[Prompt] Produce a verbatim copy of the entries listed below.
— Begin Listed entries —
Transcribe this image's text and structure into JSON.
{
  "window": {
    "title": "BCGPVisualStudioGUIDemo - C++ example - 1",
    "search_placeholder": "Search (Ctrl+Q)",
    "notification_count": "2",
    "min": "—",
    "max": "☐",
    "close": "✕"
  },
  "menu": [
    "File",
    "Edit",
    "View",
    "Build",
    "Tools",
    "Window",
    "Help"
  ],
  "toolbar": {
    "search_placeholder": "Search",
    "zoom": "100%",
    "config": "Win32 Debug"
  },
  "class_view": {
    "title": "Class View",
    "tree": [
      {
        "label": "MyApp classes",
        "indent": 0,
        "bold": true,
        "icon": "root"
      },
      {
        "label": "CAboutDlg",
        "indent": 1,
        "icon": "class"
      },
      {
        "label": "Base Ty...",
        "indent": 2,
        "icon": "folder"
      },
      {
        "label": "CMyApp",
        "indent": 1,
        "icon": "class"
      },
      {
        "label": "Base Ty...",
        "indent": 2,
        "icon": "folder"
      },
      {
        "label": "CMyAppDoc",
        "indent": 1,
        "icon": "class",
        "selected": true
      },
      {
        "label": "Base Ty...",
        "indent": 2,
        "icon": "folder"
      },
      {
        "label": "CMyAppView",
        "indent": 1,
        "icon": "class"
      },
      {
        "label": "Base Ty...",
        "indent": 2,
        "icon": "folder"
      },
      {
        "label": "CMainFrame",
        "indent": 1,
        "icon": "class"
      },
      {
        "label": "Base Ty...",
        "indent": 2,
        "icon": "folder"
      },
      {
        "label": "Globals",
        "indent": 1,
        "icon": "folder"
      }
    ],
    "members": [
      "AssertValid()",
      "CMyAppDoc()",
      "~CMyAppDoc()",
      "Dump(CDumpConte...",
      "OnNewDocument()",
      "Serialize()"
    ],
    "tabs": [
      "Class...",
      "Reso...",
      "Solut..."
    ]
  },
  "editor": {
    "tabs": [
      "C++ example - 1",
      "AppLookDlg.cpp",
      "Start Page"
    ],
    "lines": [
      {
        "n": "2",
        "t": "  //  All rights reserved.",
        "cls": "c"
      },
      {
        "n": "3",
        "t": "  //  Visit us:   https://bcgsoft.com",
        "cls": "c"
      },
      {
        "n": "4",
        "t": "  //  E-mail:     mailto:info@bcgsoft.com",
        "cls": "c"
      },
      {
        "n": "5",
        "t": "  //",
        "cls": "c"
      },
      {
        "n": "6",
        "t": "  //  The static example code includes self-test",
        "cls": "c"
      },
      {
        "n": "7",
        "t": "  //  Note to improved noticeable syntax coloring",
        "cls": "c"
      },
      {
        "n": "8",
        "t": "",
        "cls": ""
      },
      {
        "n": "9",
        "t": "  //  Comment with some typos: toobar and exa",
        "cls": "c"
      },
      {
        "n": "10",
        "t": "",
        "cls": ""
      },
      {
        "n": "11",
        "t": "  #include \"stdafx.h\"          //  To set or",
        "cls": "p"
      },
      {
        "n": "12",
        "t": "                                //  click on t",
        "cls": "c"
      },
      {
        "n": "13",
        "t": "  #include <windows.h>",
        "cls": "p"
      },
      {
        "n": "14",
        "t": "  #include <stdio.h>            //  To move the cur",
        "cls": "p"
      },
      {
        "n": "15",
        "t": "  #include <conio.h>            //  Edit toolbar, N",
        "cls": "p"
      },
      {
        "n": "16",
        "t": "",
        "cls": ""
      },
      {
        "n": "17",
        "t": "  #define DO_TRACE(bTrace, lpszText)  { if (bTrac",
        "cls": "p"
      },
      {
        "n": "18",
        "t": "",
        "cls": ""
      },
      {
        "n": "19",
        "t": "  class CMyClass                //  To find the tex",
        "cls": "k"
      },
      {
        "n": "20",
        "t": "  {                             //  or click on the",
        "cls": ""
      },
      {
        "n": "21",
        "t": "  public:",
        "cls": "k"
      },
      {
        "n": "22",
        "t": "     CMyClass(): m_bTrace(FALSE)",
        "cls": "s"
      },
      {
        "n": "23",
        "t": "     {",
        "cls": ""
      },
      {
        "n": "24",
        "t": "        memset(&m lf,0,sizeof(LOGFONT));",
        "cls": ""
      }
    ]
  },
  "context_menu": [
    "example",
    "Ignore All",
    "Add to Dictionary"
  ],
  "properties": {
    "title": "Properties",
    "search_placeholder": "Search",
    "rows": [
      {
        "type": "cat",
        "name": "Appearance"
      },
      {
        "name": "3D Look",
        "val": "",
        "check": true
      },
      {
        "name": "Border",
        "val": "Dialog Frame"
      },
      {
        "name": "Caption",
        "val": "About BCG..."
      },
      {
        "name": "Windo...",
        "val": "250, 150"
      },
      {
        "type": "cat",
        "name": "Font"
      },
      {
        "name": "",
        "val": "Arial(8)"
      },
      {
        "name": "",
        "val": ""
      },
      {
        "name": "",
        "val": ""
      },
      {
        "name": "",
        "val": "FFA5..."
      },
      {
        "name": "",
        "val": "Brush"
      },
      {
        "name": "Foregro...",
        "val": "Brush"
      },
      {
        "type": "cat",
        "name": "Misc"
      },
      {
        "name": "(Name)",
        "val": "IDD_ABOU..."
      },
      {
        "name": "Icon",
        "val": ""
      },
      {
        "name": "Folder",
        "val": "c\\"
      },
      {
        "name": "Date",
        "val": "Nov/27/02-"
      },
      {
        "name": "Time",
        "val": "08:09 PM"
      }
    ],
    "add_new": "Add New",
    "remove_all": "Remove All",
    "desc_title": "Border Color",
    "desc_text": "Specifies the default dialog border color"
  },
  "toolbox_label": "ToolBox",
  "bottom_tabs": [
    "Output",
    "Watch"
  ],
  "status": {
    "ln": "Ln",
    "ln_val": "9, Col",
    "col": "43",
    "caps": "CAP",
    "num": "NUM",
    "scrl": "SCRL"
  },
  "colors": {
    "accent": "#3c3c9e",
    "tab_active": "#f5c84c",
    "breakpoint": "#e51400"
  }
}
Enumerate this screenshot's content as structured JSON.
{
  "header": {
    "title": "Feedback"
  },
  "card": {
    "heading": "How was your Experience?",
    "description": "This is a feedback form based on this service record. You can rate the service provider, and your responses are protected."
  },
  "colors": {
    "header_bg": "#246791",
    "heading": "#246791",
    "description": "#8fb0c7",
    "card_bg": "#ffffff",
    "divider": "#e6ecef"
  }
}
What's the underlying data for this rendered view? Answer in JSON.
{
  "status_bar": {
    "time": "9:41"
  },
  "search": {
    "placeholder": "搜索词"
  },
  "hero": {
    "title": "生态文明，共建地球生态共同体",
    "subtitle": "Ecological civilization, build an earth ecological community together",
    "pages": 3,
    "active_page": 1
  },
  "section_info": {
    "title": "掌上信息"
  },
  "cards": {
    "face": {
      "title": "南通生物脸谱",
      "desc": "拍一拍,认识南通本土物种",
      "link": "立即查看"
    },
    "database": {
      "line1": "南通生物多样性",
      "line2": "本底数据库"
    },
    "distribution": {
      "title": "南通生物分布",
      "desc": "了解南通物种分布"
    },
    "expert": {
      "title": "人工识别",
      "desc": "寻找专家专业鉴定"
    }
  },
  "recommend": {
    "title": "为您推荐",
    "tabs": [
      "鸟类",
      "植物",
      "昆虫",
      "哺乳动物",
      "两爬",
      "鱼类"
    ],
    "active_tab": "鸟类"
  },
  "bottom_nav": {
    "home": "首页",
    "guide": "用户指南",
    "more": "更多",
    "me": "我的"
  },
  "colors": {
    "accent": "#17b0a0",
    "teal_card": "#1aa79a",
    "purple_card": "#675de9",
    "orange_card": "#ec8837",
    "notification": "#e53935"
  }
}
— End Listed entries —
[Reply]
Transcribe this image's text and structure into JSON.
{
  "window": {
    "title": "BCGPVisualStudioGUIDemo - C++ example - 1",
    "search_placeholder": "Search (Ctrl+Q)",
    "notification_count": "2",
    "min": "—",
    "max": "☐",
    "close": "✕"
  },
  "menu": [
    "File",
    "Edit",
    "View",
    "Build",
    "Tools",
    "Window",
    "Help"
  ],
  "toolbar": {
    "search_placeholder": "Search",
    "zoom": "100%",
    "config": "Win32 Debug"
  },
  "class_view": {
    "title": "Class View",
    "tree": [
      {
        "label": "MyApp classes",
        "indent": 0,
        "bold": true,
        "icon": "root"
      },
      {
        "label": "CAboutDlg",
        "indent": 1,
        "icon": "class"
      },
      {
        "label": "Base Ty...",
        "indent": 2,
        "icon": "folder"
      },
      {
        "label": "CMyApp",
        "indent": 1,
        "icon": "class"
      },
      {
        "label": "Base Ty...",
        "indent": 2,
        "icon": "folder"
      },
      {
        "label": "CMyAppDoc",
        "indent": 1,
        "icon": "class",
        "selected": true
      },
      {
        "label": "Base Ty...",
        "indent": 2,
        "icon": "folder"
      },
      {
        "label": "CMyAppView",
        "indent": 1,
        "icon": "class"
      },
      {
        "label": "Base Ty...",
        "indent": 2,
        "icon": "folder"
      },
      {
        "label": "CMainFrame",
        "indent": 1,
        "icon": "class"
      },
      {
        "label": "Base Ty...",
        "indent": 2,
        "icon": "folder"
      },
      {
        "label": "Globals",
        "indent": 1,
        "icon": "folder"
      }
    ],
    "members": [
      "AssertValid()",
      "CMyAppDoc()",
      "~CMyAppDoc()",
      "Dump(CDumpConte...",
      "OnNewDocument()",
      "Serialize()"
    ],
    "tabs": [
      "Class...",
      "Reso...",
      "Solut..."
    ]
  },
  "editor": {
    "tabs": [
      "C++ example - 1",
      "AppLookDlg.cpp",
      "Start Page"
    ],
    "lines": [
      {
        "n": "2",
        "t": "  //  All rights reserved.",
        "cls": "c"
      },
      {
        "n": "3",
        "t": "  //  Visit us:   https://bcgsoft.com",
        "cls": "c"
      },
      {
        "n": "4",
        "t": "  //  E-mail:     mailto:info@bcgsoft.com",
        "cls": "c"
      },
      {
        "n": "5",
        "t": "  //",
        "cls": "c"
      },
      {
        "n": "6",
        "t": "  //  The static example code includes self-test",
        "cls": "c"
      },
      {
        "n": "7",
        "t": "  //  Note to improved noticeable syntax coloring",
        "cls": "c"
      },
      {
        "n": "8",
        "t": "",
        "cls": ""
      },
      {
        "n": "9",
        "t": "  //  Comment with some typos: toobar and exa",
        "cls": "c"
      },
      {
        "n": "10",
        "t": "",
        "cls": ""
      },
      {
        "n": "11",
        "t": "  #include \"stdafx.h\"          //  To set or",
        "cls": "p"
      },
      {
        "n": "12",
        "t": "                                //  click on t",
        "cls": "c"
      },
      {
        "n": "13",
        "t": "  #include <windows.h>",
        "cls": "p"
      },
      {
        "n": "14",
        "t": "  #include <stdio.h>            //  To move the cur",
        "cls": "p"
      },
      {
        "n": "15",
        "t": "  #include <conio.h>            //  Edit toolbar, N",
        "cls": "p"
      },
      {
        "n": "16",
        "t": "",
        "cls": ""
      },
      {
        "n": "17",
        "t": "  #define DO_TRACE(bTrace, lpszText)  { if (bTrac",
        "cls": "p"
      },
      {
        "n": "18",
        "t": "",
        "cls": ""
      },
      {
        "n": "19",
        "t": "  class CMyClass                //  To find the tex",
        "cls": "k"
      },
      {
        "n": "20",
        "t": "  {                             //  or click on the",
        "cls": ""
      },
      {
        "n": "21",
        "t": "  public:",
        "cls": "k"
      },
      {
        "n": "22",
        "t": "     CMyClass(): m_bTrace(FALSE)",
        "cls": "s"
      },
      {
        "n": "23",
        "t": "     {",
        "cls": ""
      },
      {
        "n": "24",
        "t": "        memset(&m lf,0,sizeof(LOGFONT));",
        "cls": ""
      }
    ]
  },
  "context_menu": [
    "example",
    "Ignore All",
    "Add to Dictionary"
  ],
  "properties": {
    "title": "Properties",
    "search_placeholder": "Search",
    "rows": [
      {
        "type": "cat",
        "name": "Appearance"
      },
      {
        "name": "3D Look",
        "val": "",
        "check": true
      },
      {
        "name": "Border",
        "val": "Dialog Frame"
      },
      {
        "name": "Caption",
        "val": "About BCG..."
      },
      {
        "name": "Windo...",
        "val": "250, 150"
      },
      {
        "type": "cat",
        "name": "Font"
      },
      {
        "name": "",
        "val": "Arial(8)"
      },
      {
        "name": "",
        "val": ""
      },
      {
        "name": "",
        "val": ""
      },
      {
        "name": "",
        "val": "FFA5..."
      },
      {
        "name": "",
        "val": "Brush"
      },
      {
        "name": "Foregro...",
        "val": "Brush"
      },
      {
        "type": "cat",
        "name": "Misc"
      },
      {
        "name": "(Name)",
        "val": "IDD_ABOU..."
      },
      {
        "name": "Icon",
        "val": ""
      },
      {
        "name": "Folder",
        "val": "c\\"
      },
      {
        "name": "Date",
        "val": "Nov/27/02-"
      },
      {
        "name": "Time",
        "val": "08:09 PM"
      }
    ],
    "add_new": "Add New",
    "remove_all": "Remove All",
    "desc_title": "Border Color",
    "desc_text": "Specifies the default dialog border color"
  },
  "toolbox_label": "ToolBox",
  "bottom_tabs": [
    "Output",
    "Watch"
  ],
  "status": {
    "ln": "Ln",
    "ln_val": "9, Col",
    "col": "43",
    "caps": "CAP",
    "num": "NUM",
    "scrl": "SCRL"
  },
  "colors": {
    "accent": "#3c3c9e",
    "tab_active": "#f5c84c",
    "breakpoint": "#e51400"
  }
}
Enumerate this screenshot's content as structured JSON.
{
  "header": {
    "title": "Feedback"
  },
  "card": {
    "heading": "How was your Experience?",
    "description": "This is a feedback form based on this service record. You can rate the service provider, and your responses are protected."
  },
  "colors": {
    "header_bg": "#246791",
    "heading": "#246791",
    "description": "#8fb0c7",
    "card_bg": "#ffffff",
    "divider": "#e6ecef"
  }
}
What's the underlying data for this rendered view? Answer in JSON.
{
  "status_bar": {
    "time": "9:41"
  },
  "search": {
    "placeholder": "搜索词"
  },
  "hero": {
    "title": "生态文明，共建地球生态共同体",
    "subtitle": "Ecological civilization, build an earth ecological community together",
    "pages": 3,
    "active_page": 1
  },
  "section_info": {
    "title": "掌上信息"
  },
  "cards": {
    "face": {
      "title": "南通生物脸谱",
      "desc": "拍一拍,认识南通本土物种",
      "link": "立即查看"
    },
    "database": {
      "line1": "南通生物多样性",
      "line2": "本底数据库"
    },
    "distribution": {
      "title": "南通生物分布",
      "desc": "了解南通物种分布"
    },
    "expert": {
      "title": "人工识别",
      "desc": "寻找专家专业鉴定"
    }
  },
  "recommend": {
    "title": "为您推荐",
    "tabs": [
      "鸟类",
      "植物",
      "昆虫",
      "哺乳动物",
      "两爬",
      "鱼类"
    ],
    "active_tab": "鸟类"
  },
  "bottom_nav": {
    "home": "首页",
    "guide": "用户指南",
    "more": "更多",
    "me": "我的"
  },
  "colors": {
    "accent": "#17b0a0",
    "teal_card": "#1aa79a",
    "purple_card": "#675de9",
    "orange_card": "#ec8837",
    "notification": "#e53935"
  }
}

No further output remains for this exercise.